ACMWind: Condition monitoring of wind turbine drivetrains via non-contact acoustic sensors

Background

The EU Agency for Safety and Health is currently amending wind turbine standards to ensure safer O&M tasks and increase the Probability of Detection (POD) for wind turbine defects. ISO have also identified such issues, and have initiated the development of QA standards tailored for the Condition Monitoring (CM) of wind turbines. Current CM systems are intrusive, and hence revoke the initial OEM warranty of drive train components. The combination of industrial and legislative factors is the key driver behind CMDrive: a bespoke and non-intrusive acoustic-analysis CM system, having a POD for drive-train defects of 90-98% within the range of operating limits.

CMDRive-pic

The CMDrive system has been installed and validated on-site, within the nacelle of a 2 MW onshore wind turbine. By utilising the acoustic vibrations emitted from the drive train a unique baseline for the specific wind turbine was generated that describes the normal/expected variations in the sound profile which correspond to ‘healthy operation’. However, a longer system trial is required to validate the acceptance criteria for the presence of faults/defects within specific drive-train components. This is one of the main technical scopes behind this FTI application. The simultaneous installation of many units, in an equal number of wind turbines, will help increase the validation process and hence, the readiness of this CM system.
□ □ □ □
Work order: Rewrite the wind turbine monitoring text starting at "The EU Agency" and ending at "of operating limits.", and switch "OEM" to "manufacturer".
□ □ □ □
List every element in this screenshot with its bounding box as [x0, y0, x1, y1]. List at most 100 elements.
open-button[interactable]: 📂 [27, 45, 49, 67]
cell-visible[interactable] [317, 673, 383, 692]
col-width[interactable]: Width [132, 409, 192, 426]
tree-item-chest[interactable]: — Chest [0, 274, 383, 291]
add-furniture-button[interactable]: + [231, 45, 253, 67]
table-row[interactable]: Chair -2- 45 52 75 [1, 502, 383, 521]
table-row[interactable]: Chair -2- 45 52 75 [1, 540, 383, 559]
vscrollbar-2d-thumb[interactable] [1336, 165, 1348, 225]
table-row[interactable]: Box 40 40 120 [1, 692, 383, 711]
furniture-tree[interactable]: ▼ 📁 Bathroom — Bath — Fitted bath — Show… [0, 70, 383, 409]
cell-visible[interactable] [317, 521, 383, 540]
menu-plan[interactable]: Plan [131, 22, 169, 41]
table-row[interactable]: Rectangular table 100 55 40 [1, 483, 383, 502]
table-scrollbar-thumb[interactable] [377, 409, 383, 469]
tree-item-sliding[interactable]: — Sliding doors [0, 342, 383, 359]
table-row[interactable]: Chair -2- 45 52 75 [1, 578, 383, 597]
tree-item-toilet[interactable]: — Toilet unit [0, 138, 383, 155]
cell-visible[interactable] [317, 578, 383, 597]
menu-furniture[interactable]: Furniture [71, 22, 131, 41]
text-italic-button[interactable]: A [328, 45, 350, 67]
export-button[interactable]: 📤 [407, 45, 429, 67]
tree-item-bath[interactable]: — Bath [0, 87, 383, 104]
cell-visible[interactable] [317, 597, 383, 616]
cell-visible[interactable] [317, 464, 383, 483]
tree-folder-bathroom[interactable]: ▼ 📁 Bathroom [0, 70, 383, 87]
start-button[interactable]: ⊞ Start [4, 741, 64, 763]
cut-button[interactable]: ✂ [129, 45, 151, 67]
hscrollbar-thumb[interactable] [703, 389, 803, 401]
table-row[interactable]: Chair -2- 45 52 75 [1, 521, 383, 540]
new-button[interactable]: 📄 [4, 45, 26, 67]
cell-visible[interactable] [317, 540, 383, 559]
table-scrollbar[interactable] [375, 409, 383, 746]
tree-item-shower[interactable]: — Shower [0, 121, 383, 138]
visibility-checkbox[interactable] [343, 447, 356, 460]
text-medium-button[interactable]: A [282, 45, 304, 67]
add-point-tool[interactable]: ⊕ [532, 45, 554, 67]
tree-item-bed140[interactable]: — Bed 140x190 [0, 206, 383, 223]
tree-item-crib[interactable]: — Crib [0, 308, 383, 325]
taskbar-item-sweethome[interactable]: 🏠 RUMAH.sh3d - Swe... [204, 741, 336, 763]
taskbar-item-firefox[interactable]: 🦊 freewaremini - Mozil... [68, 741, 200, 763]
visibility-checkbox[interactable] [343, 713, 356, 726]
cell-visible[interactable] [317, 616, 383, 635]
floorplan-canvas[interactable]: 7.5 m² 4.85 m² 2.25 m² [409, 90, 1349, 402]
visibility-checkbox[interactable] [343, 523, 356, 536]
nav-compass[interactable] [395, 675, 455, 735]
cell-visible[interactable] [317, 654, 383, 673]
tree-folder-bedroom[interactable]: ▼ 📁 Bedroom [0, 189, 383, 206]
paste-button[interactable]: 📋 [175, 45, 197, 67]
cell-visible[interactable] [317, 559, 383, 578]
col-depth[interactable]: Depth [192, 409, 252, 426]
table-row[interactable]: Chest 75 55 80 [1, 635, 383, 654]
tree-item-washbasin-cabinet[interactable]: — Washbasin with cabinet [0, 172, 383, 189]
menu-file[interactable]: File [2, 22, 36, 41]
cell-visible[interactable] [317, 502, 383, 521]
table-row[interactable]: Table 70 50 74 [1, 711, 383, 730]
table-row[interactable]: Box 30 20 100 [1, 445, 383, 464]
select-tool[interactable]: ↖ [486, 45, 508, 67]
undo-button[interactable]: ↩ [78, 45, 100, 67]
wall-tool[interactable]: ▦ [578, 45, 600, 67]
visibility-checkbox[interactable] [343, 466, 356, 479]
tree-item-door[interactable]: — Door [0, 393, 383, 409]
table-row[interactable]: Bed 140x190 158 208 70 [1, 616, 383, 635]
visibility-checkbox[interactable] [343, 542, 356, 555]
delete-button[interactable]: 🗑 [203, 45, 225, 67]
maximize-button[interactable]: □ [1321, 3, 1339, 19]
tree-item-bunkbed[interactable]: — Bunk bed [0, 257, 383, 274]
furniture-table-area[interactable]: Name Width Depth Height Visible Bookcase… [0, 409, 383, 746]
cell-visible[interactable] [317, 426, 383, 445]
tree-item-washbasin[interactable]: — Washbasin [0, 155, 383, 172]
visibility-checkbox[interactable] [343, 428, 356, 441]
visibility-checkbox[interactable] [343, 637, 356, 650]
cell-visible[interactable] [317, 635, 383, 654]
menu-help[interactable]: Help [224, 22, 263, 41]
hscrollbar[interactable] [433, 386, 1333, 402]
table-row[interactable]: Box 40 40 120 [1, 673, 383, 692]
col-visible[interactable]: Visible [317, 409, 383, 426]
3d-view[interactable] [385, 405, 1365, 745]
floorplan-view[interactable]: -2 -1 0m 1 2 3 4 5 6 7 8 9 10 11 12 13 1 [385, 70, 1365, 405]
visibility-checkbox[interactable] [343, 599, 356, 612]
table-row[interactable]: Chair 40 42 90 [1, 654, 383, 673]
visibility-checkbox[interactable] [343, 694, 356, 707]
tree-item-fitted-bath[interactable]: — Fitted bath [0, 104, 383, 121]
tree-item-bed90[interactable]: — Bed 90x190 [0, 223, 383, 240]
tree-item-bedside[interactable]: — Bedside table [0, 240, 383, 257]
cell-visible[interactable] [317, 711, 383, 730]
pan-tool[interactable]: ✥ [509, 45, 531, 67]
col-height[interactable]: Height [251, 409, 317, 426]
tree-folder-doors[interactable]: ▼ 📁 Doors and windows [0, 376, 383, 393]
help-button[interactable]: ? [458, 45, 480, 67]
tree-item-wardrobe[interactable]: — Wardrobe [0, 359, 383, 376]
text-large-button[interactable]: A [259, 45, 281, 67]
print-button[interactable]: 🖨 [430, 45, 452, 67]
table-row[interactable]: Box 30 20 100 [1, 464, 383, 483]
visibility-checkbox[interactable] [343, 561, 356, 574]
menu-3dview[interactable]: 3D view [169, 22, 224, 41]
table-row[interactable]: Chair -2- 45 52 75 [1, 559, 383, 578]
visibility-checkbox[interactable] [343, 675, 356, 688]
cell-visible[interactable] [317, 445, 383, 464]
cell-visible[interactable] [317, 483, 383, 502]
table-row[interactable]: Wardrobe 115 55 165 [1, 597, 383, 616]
□ □ □ □
Response to the task:
The EU Agency for Safety and Health is currently amending wind turbine standards to ensure safer O&M tasks and increase the Probability of Detection (POD) for wind turbine defects. ISO have also identified such issues, and have initiated the development of QA standards tailored for the Condition Monitoring (CM) of wind turbines. Current CM systems are intrusive, and hence revoke the initial manufacturer warranty of drive train components. The combination of industrial and legislative factors is the key driver behind CMDrive: a bespoke and non-intrusive acoustic-analysis CM system, having a POD for drive-train defects of 90-98% within the range of operating limits.